Required action: An exact reproduction of all the entries below is required.

Entries shown:
"""

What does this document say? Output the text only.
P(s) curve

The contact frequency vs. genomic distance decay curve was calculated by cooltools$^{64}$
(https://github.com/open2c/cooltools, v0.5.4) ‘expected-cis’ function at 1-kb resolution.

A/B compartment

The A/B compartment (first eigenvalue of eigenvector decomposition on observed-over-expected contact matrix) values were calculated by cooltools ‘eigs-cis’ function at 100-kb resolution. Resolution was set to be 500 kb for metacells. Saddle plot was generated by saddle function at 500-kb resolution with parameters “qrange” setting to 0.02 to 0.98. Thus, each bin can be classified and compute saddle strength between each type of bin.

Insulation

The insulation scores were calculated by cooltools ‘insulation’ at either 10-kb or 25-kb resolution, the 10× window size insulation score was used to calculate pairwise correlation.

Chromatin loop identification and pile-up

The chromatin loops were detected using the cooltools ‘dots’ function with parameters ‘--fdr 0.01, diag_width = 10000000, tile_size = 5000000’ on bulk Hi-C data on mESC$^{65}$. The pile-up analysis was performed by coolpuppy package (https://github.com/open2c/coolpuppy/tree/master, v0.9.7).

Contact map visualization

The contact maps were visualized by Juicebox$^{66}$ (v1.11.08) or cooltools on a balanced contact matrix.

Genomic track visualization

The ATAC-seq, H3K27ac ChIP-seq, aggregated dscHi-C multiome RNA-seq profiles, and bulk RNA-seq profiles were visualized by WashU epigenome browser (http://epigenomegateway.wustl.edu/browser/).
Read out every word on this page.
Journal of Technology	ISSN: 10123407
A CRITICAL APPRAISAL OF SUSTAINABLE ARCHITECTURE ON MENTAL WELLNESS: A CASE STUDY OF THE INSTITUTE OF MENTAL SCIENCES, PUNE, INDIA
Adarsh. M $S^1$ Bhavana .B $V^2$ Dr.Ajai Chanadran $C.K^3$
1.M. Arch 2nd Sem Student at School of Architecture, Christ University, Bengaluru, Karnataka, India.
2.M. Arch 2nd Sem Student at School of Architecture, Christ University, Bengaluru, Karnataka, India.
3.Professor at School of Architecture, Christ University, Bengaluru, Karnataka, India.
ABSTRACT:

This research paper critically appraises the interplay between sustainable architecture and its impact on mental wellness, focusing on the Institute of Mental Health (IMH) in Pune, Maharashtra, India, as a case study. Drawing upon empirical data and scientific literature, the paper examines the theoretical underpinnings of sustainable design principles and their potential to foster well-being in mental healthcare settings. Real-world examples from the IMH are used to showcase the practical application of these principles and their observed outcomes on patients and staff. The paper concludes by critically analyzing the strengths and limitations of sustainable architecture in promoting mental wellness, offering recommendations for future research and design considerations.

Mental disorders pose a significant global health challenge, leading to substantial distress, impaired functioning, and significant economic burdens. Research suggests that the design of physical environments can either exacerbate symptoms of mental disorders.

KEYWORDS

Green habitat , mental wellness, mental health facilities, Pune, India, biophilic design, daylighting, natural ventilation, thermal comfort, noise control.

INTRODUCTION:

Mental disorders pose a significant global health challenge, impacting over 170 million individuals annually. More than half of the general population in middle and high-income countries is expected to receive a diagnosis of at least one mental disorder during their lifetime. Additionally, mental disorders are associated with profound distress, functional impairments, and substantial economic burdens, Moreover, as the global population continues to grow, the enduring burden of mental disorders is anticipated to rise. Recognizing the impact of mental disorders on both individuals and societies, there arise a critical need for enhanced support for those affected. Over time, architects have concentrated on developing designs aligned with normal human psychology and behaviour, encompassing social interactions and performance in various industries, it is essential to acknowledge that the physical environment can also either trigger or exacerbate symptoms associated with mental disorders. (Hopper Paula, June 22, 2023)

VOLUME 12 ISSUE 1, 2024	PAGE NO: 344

"""

Answer to this task:
What does this document say? Output the text only.
P(s) curve

The contact frequency vs. genomic distance decay curve was calculated by cooltools$^{64}$
(https://github.com/open2c/cooltools, v0.5.4) ‘expected-cis’ function at 1-kb resolution.

A/B compartment

The A/B compartment (first eigenvalue of eigenvector decomposition on observed-over-expected contact matrix) values were calculated by cooltools ‘eigs-cis’ function at 100-kb resolution. Resolution was set to be 500 kb for metacells. Saddle plot was generated by saddle function at 500-kb resolution with parameters “qrange” setting to 0.02 to 0.98. Thus, each bin can be classified and compute saddle strength between each type of bin.

Insulation

The insulation scores were calculated by cooltools ‘insulation’ at either 10-kb or 25-kb resolution, the 10× window size insulation score was used to calculate pairwise correlation.

Chromatin loop identification and pile-up

The chromatin loops were detected using the cooltools ‘dots’ function with parameters ‘--fdr 0.01, diag_width = 10000000, tile_size = 5000000’ on bulk Hi-C data on mESC$^{65}$. The pile-up analysis was performed by coolpuppy package (https://github.com/open2c/coolpuppy/tree/master, v0.9.7).

Contact map visualization

The contact maps were visualized by Juicebox$^{66}$ (v1.11.08) or cooltools on a balanced contact matrix.

Genomic track visualization

The ATAC-seq, H3K27ac ChIP-seq, aggregated dscHi-C multiome RNA-seq profiles, and bulk RNA-seq profiles were visualized by WashU epigenome browser (http://epigenomegateway.wustl.edu/browser/).
Read out every word on this page.
Journal of Technology	ISSN: 10123407
A CRITICAL APPRAISAL OF SUSTAINABLE ARCHITECTURE ON MENTAL WELLNESS: A CASE STUDY OF THE INSTITUTE OF MENTAL SCIENCES, PUNE, INDIA
Adarsh. M $S^1$ Bhavana .B $V^2$ Dr.Ajai Chanadran $C.K^3$
1.M. Arch 2nd Sem Student at School of Architecture, Christ University, Bengaluru, Karnataka, India.
2.M. Arch 2nd Sem Student at School of Architecture, Christ University, Bengaluru, Karnataka, India.
3.Professor at School of Architecture, Christ University, Bengaluru, Karnataka, India.
ABSTRACT:

This research paper critically appraises the interplay between sustainable architecture and its impact on mental wellness, focusing on the Institute of Mental Health (IMH) in Pune, Maharashtra, India, as a case study. Drawing upon empirical data and scientific literature, the paper examines the theoretical underpinnings of sustainable design principles and their potential to foster well-being in mental healthcare settings. Real-world examples from the IMH are used to showcase the practical application of these principles and their observed outcomes on patients and staff. The paper concludes by critically analyzing the strengths and limitations of sustainable architecture in promoting mental wellness, offering recommendations for future research and design considerations.

Mental disorders pose a significant global health challenge, leading to substantial distress, impaired functioning, and significant economic burdens. Research suggests that the design of physical environments can either exacerbate symptoms of mental disorders.

KEYWORDS

Green habitat , mental wellness, mental health facilities, Pune, India, biophilic design, daylighting, natural ventilation, thermal comfort, noise control.

INTRODUCTION:

Mental disorders pose a significant global health challenge, impacting over 170 million individuals annually. More than half of the general population in middle and high-income countries is expected to receive a diagnosis of at least one mental disorder during their lifetime. Additionally, mental disorders are associated with profound distress, functional impairments, and substantial economic burdens, Moreover, as the global population continues to grow, the enduring burden of mental disorders is anticipated to rise. Recognizing the impact of mental disorders on both individuals and societies, there arise a critical need for enhanced support for those affected. Over time, architects have concentrated on developing designs aligned with normal human psychology and behaviour, encompassing social interactions and performance in various industries, it is essential to acknowledge that the physical environment can also either trigger or exacerbate symptoms associated with mental disorders. (Hopper Paula, June 22, 2023)

VOLUME 12 ISSUE 1, 2024	PAGE NO: 344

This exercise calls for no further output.